■ Given exercise:
Please retype the data in full and exactly; the pictures are not part of the copy.
#### Material to process ####
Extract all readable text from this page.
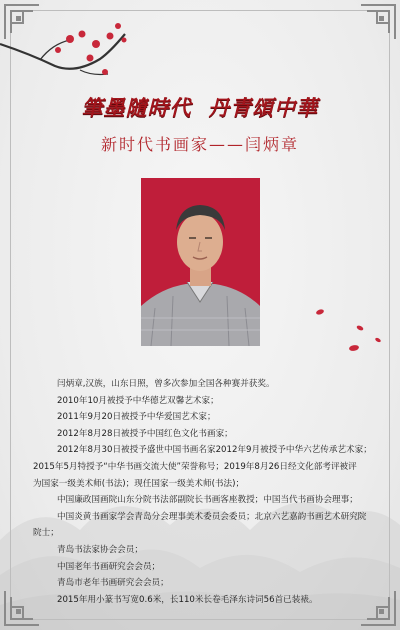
筆墨隨時代  丹青頌中華
新时代书画家——闫炳章

闫炳章,汉族，山东日照，曾多次参加全国各种赛并获奖。

2010年10月被授予中华德艺双馨艺术家；

2011年9月20日被授予中华爱国艺术家；

2012年8月28日被授予中国红色文化书画家；

2012年8月30日被授予盛世中国书画名家2012年9月被授予中华六艺传承艺术家；

2015年5月特授予“中华书画交流大使”荣誉称号；2019年8月26日经文化部考评被评

为国家一级美术师(书法)；现任国家一级美术师(书法)；

中国廉政国画院山东分院书法部副院长书画客座教授；中国当代书画协会理事；

中国炎黄书画家学会青岛分会理事美术委员会委员；北京六艺嘉韵书画艺术研究院

院士；

青岛书法家协会会员；

中国老年书画研究会会员；

青岛市老年书画研究会会员；

2015年用小篆书写宽0.6米，长110米长卷毛泽东诗词56首已装裱。
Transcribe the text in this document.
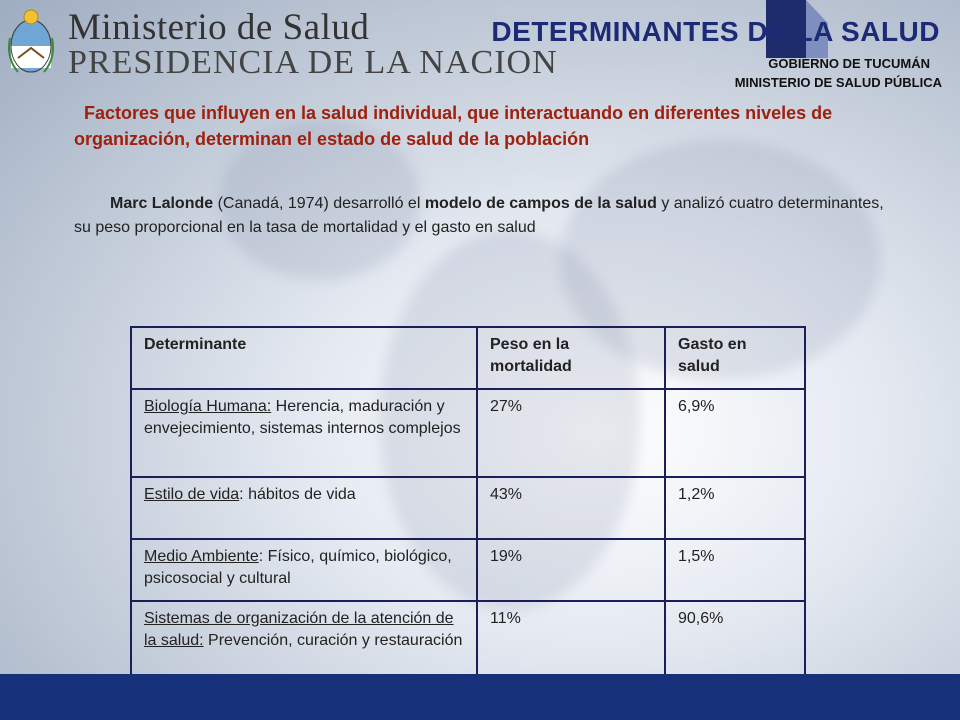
Ministerio de Salud
PRESIDENCIA DE LA NACION
DETERMINANTES DE LA SALUD
GOBIERNO DE TUCUMÁN
MINISTERIO DE SALUD PÚBLICA
Factores que influyen en la salud individual, que interactuando en diferentes niveles de organización, determinan el estado de salud de la población
Marc Lalonde (Canadá, 1974) desarrolló el modelo de campos de la salud y analizó cuatro determinantes, su peso proporcional en la tasa de mortalidad y el gasto en salud
Determinante	Peso en la mortalidad	Gasto en salud
Biología Humana: Herencia, maduración y envejecimiento, sistemas internos complejos	27%	6,9%
Estilo de vida: hábitos de vida	43%	1,2%
Medio Ambiente: Físico, químico, biológico, psicosocial y cultural	19%	1,5%
Sistemas de organización de la atención de la salud: Prevención, curación y restauración	11%	90,6%
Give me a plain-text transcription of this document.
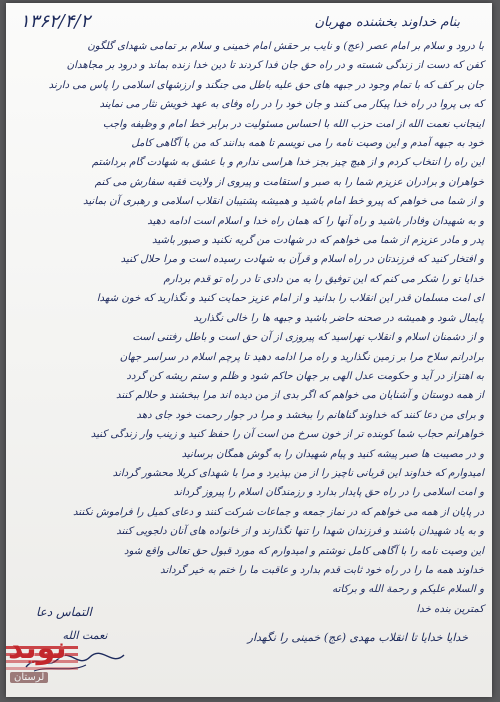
۱۳۶۲/۴/۲	بنام خداوند بخشنده مهربان

با درود و سلام بر امام عصر (عج) و نایب بر حقش امام خمینی و سلام بر تمامی شهدای گلگون

کفن که دست از زندگی شسته و در راه حق جان فدا کردند تا دین خدا زنده بماند و درود بر مجاهدان

جان بر کف که با تمام وجود در جبهه های حق علیه باطل می جنگند و ارزشهای اسلامی را پاس می دارند

که بی پروا در راه خدا پیکار می کنند و جان خود را در راه وفای به عهد خویش نثار می نمایند

اینجانب نعمت الله از امت حزب الله با احساس مسئولیت در برابر خط امام و وظیفه واجب

خود به جبهه آمدم و این وصیت نامه را می نویسم تا همه بدانند که من با آگاهی کامل

این راه را انتخاب کردم و از هیچ چیز بجز خدا هراسی ندارم و با عشق به شهادت گام برداشتم

خواهران و برادران عزیزم شما را به صبر و استقامت و پیروی از ولایت فقیه سفارش می کنم

و از شما می خواهم که پیرو خط امام باشید و همیشه پشتیبان انقلاب اسلامی و رهبری آن بمانید

و به شهیدان وفادار باشید و راه آنها را که همان راه خدا و اسلام است ادامه دهید

پدر و مادر عزیزم از شما می خواهم که در شهادت من گریه نکنید و صبور باشید

و افتخار کنید که فرزندتان در راه اسلام و قرآن به شهادت رسیده است و مرا حلال کنید

خدایا تو را شکر می کنم که این توفیق را به من دادی تا در راه تو قدم بردارم

ای امت مسلمان قدر این انقلاب را بدانید و از امام عزیز حمایت کنید و نگذارید که خون شهدا

پایمال شود و همیشه در صحنه حاضر باشید و جبهه ها را خالی نگذارید

و از دشمنان اسلام و انقلاب نهراسید که پیروزی از آن حق است و باطل رفتنی است

برادرانم سلاح مرا بر زمین نگذارید و راه مرا ادامه دهید تا پرچم اسلام در سراسر جهان

به اهتزاز در آید و حکومت عدل الهی بر جهان حاکم شود و ظلم و ستم ریشه کن گردد

از همه دوستان و آشنایان می خواهم که اگر بدی از من دیده اند مرا ببخشند و حلالم کنند

و برای من دعا کنند که خداوند گناهانم را ببخشد و مرا در جوار رحمت خود جای دهد

خواهرانم حجاب شما کوبنده تر از خون سرخ من است آن را حفظ کنید و زینب وار زندگی کنید

و در مصیبت ها صبر پیشه کنید و پیام شهیدان را به گوش همگان برسانید

امیدوارم که خداوند این قربانی ناچیز را از من بپذیرد و مرا با شهدای کربلا محشور گرداند

و امت اسلامی را در راه حق پایدار بدارد و رزمندگان اسلام را پیروز گرداند

در پایان از همه می خواهم که در نماز جمعه و جماعات شرکت کنند و دعای کمیل را فراموش نکنند

و به یاد شهیدان باشند و فرزندان شهدا را تنها نگذارند و از خانواده های آنان دلجویی کنند

این وصیت نامه را با آگاهی کامل نوشتم و امیدوارم که مورد قبول حق تعالی واقع شود

خداوند همه ما را در راه خود ثابت قدم بدارد و عاقبت ما را ختم به خیر گرداند

و السلام علیکم و رحمة الله و برکاته

کمترین بنده خدا

التماس دعا
نعمت الله	خدایا خدایا تا انقلاب مهدی (عج) خمینی را نگهدار
نوید
لرستان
####
■ Full answer:
Extract all readable text from this page.
筆墨隨時代  丹青頌中華
新时代书画家——闫炳章

闫炳章,汉族，山东日照，曾多次参加全国各种赛并获奖。

2010年10月被授予中华德艺双馨艺术家；

2011年9月20日被授予中华爱国艺术家；

2012年8月28日被授予中国红色文化书画家；

2012年8月30日被授予盛世中国书画名家2012年9月被授予中华六艺传承艺术家；

2015年5月特授予“中华书画交流大使”荣誉称号；2019年8月26日经文化部考评被评

为国家一级美术师(书法)；现任国家一级美术师(书法)；

中国廉政国画院山东分院书法部副院长书画客座教授；中国当代书画协会理事；

中国炎黄书画家学会青岛分会理事美术委员会委员；北京六艺嘉韵书画艺术研究院

院士；

青岛书法家协会会员；

中国老年书画研究会会员；

青岛市老年书画研究会会员；

2015年用小篆书写宽0.6米，长110米长卷毛泽东诗词56首已装裱。
Transcribe the text in this document.
Ministerio de Salud
PRESIDENCIA DE LA NACION
DETERMINANTES DE LA SALUD
GOBIERNO DE TUCUMÁN
MINISTERIO DE SALUD PÚBLICA
Factores que influyen en la salud individual, que interactuando en diferentes niveles de organización, determinan el estado de salud de la población
Marc Lalonde (Canadá, 1974) desarrolló el modelo de campos de la salud y analizó cuatro determinantes, su peso proporcional en la tasa de mortalidad y el gasto en salud
Determinante	Peso en la mortalidad	Gasto en salud
Biología Humana: Herencia, maduración y envejecimiento, sistemas internos complejos	27%	6,9%
Estilo de vida: hábitos de vida	43%	1,2%
Medio Ambiente: Físico, químico, biológico, psicosocial y cultural	19%	1,5%
Sistemas de organización de la atención de la salud: Prevención, curación y restauración	11%	90,6%
Give me a plain-text transcription of this document.
۱۳۶۲/۴/۲	بنام خداوند بخشنده مهربان

با درود و سلام بر امام عصر (عج) و نایب بر حقش امام خمینی و سلام بر تمامی شهدای گلگون

کفن که دست از زندگی شسته و در راه حق جان فدا کردند تا دین خدا زنده بماند و درود بر مجاهدان

جان بر کف که با تمام وجود در جبهه های حق علیه باطل می جنگند و ارزشهای اسلامی را پاس می دارند

که بی پروا در راه خدا پیکار می کنند و جان خود را در راه وفای به عهد خویش نثار می نمایند

اینجانب نعمت الله از امت حزب الله با احساس مسئولیت در برابر خط امام و وظیفه واجب

خود به جبهه آمدم و این وصیت نامه را می نویسم تا همه بدانند که من با آگاهی کامل

این راه را انتخاب کردم و از هیچ چیز بجز خدا هراسی ندارم و با عشق به شهادت گام برداشتم

خواهران و برادران عزیزم شما را به صبر و استقامت و پیروی از ولایت فقیه سفارش می کنم

و از شما می خواهم که پیرو خط امام باشید و همیشه پشتیبان انقلاب اسلامی و رهبری آن بمانید

و به شهیدان وفادار باشید و راه آنها را که همان راه خدا و اسلام است ادامه دهید

پدر و مادر عزیزم از شما می خواهم که در شهادت من گریه نکنید و صبور باشید

و افتخار کنید که فرزندتان در راه اسلام و قرآن به شهادت رسیده است و مرا حلال کنید

خدایا تو را شکر می کنم که این توفیق را به من دادی تا در راه تو قدم بردارم

ای امت مسلمان قدر این انقلاب را بدانید و از امام عزیز حمایت کنید و نگذارید که خون شهدا

پایمال شود و همیشه در صحنه حاضر باشید و جبهه ها را خالی نگذارید

و از دشمنان اسلام و انقلاب نهراسید که پیروزی از آن حق است و باطل رفتنی است

برادرانم سلاح مرا بر زمین نگذارید و راه مرا ادامه دهید تا پرچم اسلام در سراسر جهان

به اهتزاز در آید و حکومت عدل الهی بر جهان حاکم شود و ظلم و ستم ریشه کن گردد

از همه دوستان و آشنایان می خواهم که اگر بدی از من دیده اند مرا ببخشند و حلالم کنند

و برای من دعا کنند که خداوند گناهانم را ببخشد و مرا در جوار رحمت خود جای دهد

خواهرانم حجاب شما کوبنده تر از خون سرخ من است آن را حفظ کنید و زینب وار زندگی کنید

و در مصیبت ها صبر پیشه کنید و پیام شهیدان را به گوش همگان برسانید

امیدوارم که خداوند این قربانی ناچیز را از من بپذیرد و مرا با شهدای کربلا محشور گرداند

و امت اسلامی را در راه حق پایدار بدارد و رزمندگان اسلام را پیروز گرداند

در پایان از همه می خواهم که در نماز جمعه و جماعات شرکت کنند و دعای کمیل را فراموش نکنند

و به یاد شهیدان باشند و فرزندان شهدا را تنها نگذارند و از خانواده های آنان دلجویی کنند

این وصیت نامه را با آگاهی کامل نوشتم و امیدوارم که مورد قبول حق تعالی واقع شود

خداوند همه ما را در راه خود ثابت قدم بدارد و عاقبت ما را ختم به خیر گرداند

و السلام علیکم و رحمة الله و برکاته

کمترین بنده خدا

التماس دعا
نعمت الله	خدایا خدایا تا انقلاب مهدی (عج) خمینی را نگهدار
نوید
لرستان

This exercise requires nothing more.